Render the material again word for word, skipping the pictures in it.
##### Material for this task
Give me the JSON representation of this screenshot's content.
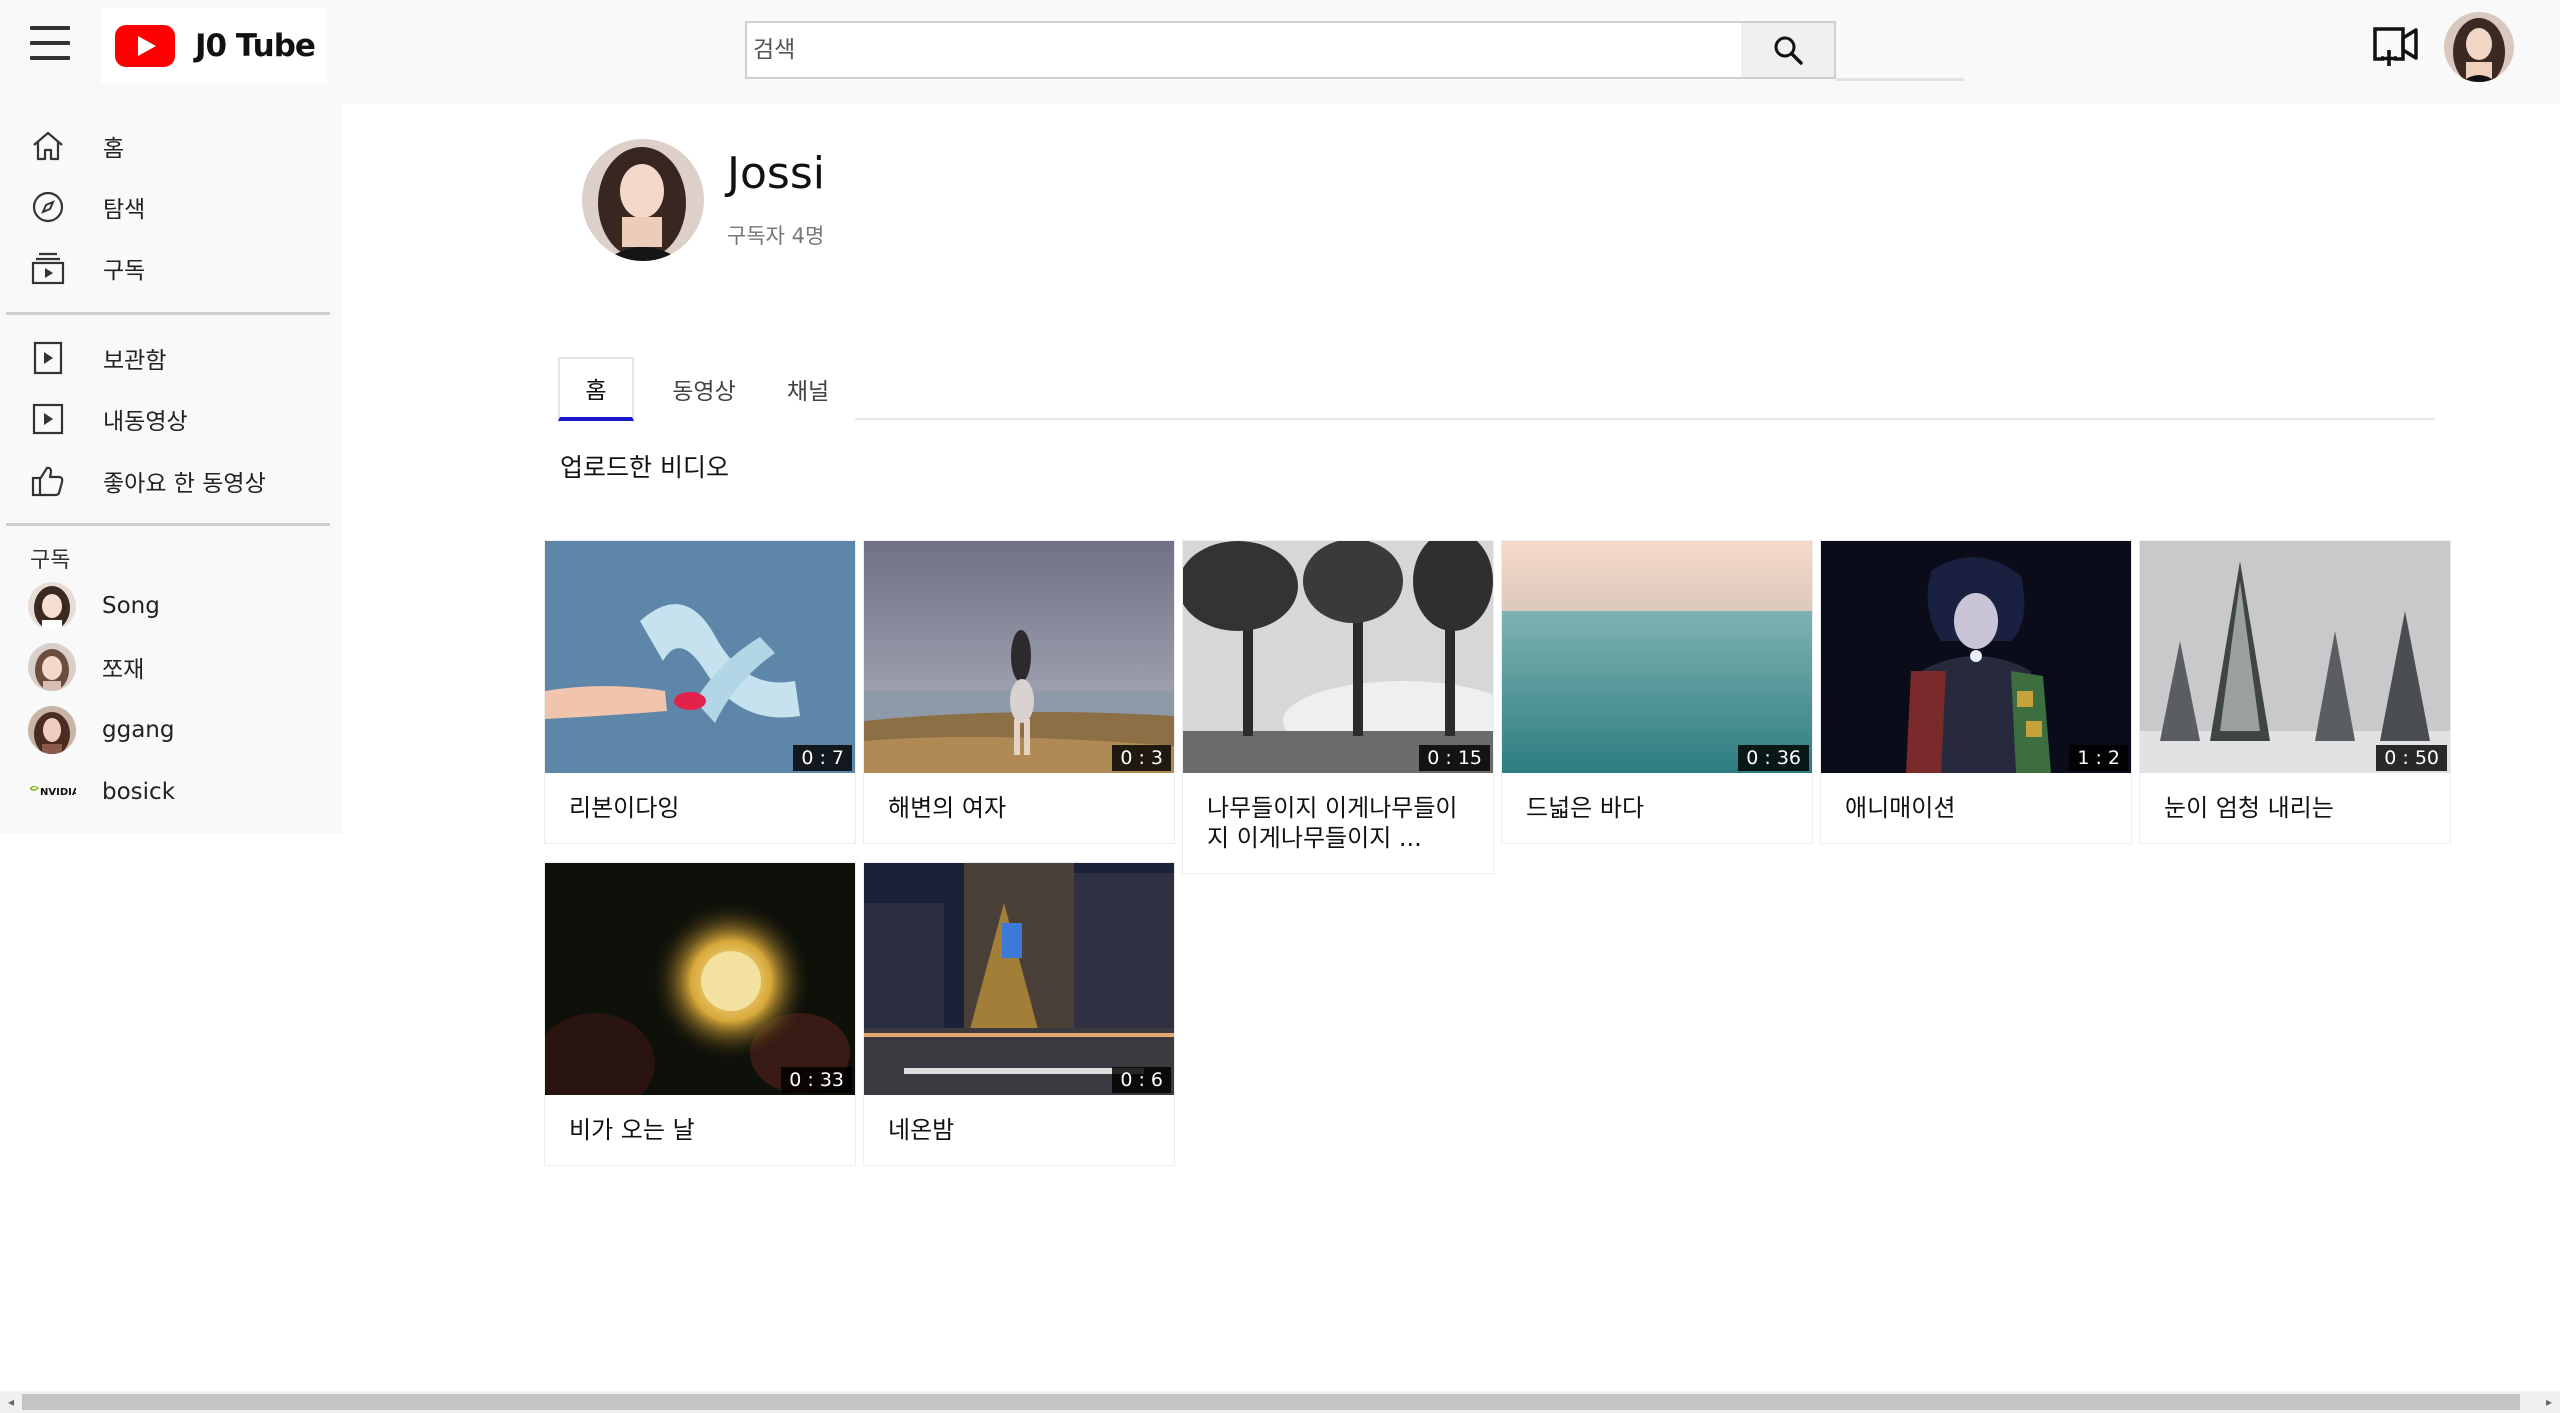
{
  "header": {
    "logo_text": "J0 Tube",
    "search_placeholder": "검색"
  },
  "sidebar": {
    "main_items": [
      {
        "label": "홈",
        "icon": "home-icon"
      },
      {
        "label": "탐색",
        "icon": "compass-icon"
      },
      {
        "label": "구독",
        "icon": "subscriptions-icon"
      }
    ],
    "library_items": [
      {
        "label": "보관함",
        "icon": "library-icon"
      },
      {
        "label": "내동영상",
        "icon": "my-videos-icon"
      },
      {
        "label": "좋아요 한 동영상",
        "icon": "thumbs-up-icon"
      }
    ],
    "subscriptions_heading": "구독",
    "subscriptions": [
      {
        "name": "Song"
      },
      {
        "name": "쪼재"
      },
      {
        "name": "ggang"
      },
      {
        "name": "bosick",
        "logo_text": "NVIDIA"
      }
    ]
  },
  "channel": {
    "name": "Jossi",
    "subscribers": "구독자 4명"
  },
  "tabs": [
    {
      "label": "홈",
      "active": true
    },
    {
      "label": "동영상",
      "active": false
    },
    {
      "label": "채널",
      "active": false
    }
  ],
  "section_title": "업로드한 비디오",
  "videos": [
    {
      "title": "리본이다잉",
      "duration": "0 : 7"
    },
    {
      "title": "해변의 여자",
      "duration": "0 : 3"
    },
    {
      "title": "나무들이지 이게나무들이지 이게나무들이지 ...",
      "duration": "0 : 15"
    },
    {
      "title": "드넓은 바다",
      "duration": "0 : 36"
    },
    {
      "title": "애니매이션",
      "duration": "1 : 2"
    },
    {
      "title": "눈이 엄청 내리는",
      "duration": "0 : 50"
    },
    {
      "title": "비가 오는 날",
      "duration": "0 : 33"
    },
    {
      "title": "네온밤",
      "duration": "0 : 6"
    }
  ],
  "colors": {
    "brand_red": "#ff0000",
    "active_tab_underline": "#1a1acc",
    "sidebar_bg": "#f9f9f9"
  }
}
##########
Solution to this problem
Give me the JSON representation of this screenshot's content.
{
  "header": {
    "logo_text": "J0 Tube",
    "search_placeholder": "검색"
  },
  "sidebar": {
    "main_items": [
      {
        "label": "홈",
        "icon": "home-icon"
      },
      {
        "label": "탐색",
        "icon": "compass-icon"
      },
      {
        "label": "구독",
        "icon": "subscriptions-icon"
      }
    ],
    "library_items": [
      {
        "label": "보관함",
        "icon": "library-icon"
      },
      {
        "label": "내동영상",
        "icon": "my-videos-icon"
      },
      {
        "label": "좋아요 한 동영상",
        "icon": "thumbs-up-icon"
      }
    ],
    "subscriptions_heading": "구독",
    "subscriptions": [
      {
        "name": "Song"
      },
      {
        "name": "쪼재"
      },
      {
        "name": "ggang"
      },
      {
        "name": "bosick",
        "logo_text": "NVIDIA"
      }
    ]
  },
  "channel": {
    "name": "Jossi",
    "subscribers": "구독자 4명"
  },
  "tabs": [
    {
      "label": "홈",
      "active": true
    },
    {
      "label": "동영상",
      "active": false
    },
    {
      "label": "채널",
      "active": false
    }
  ],
  "section_title": "업로드한 비디오",
  "videos": [
    {
      "title": "리본이다잉",
      "duration": "0 : 7"
    },
    {
      "title": "해변의 여자",
      "duration": "0 : 3"
    },
    {
      "title": "나무들이지 이게나무들이지 이게나무들이지 ...",
      "duration": "0 : 15"
    },
    {
      "title": "드넓은 바다",
      "duration": "0 : 36"
    },
    {
      "title": "애니매이션",
      "duration": "1 : 2"
    },
    {
      "title": "눈이 엄청 내리는",
      "duration": "0 : 50"
    },
    {
      "title": "비가 오는 날",
      "duration": "0 : 33"
    },
    {
      "title": "네온밤",
      "duration": "0 : 6"
    }
  ],
  "colors": {
    "brand_red": "#ff0000",
    "active_tab_underline": "#1a1acc",
    "sidebar_bg": "#f9f9f9"
  }
}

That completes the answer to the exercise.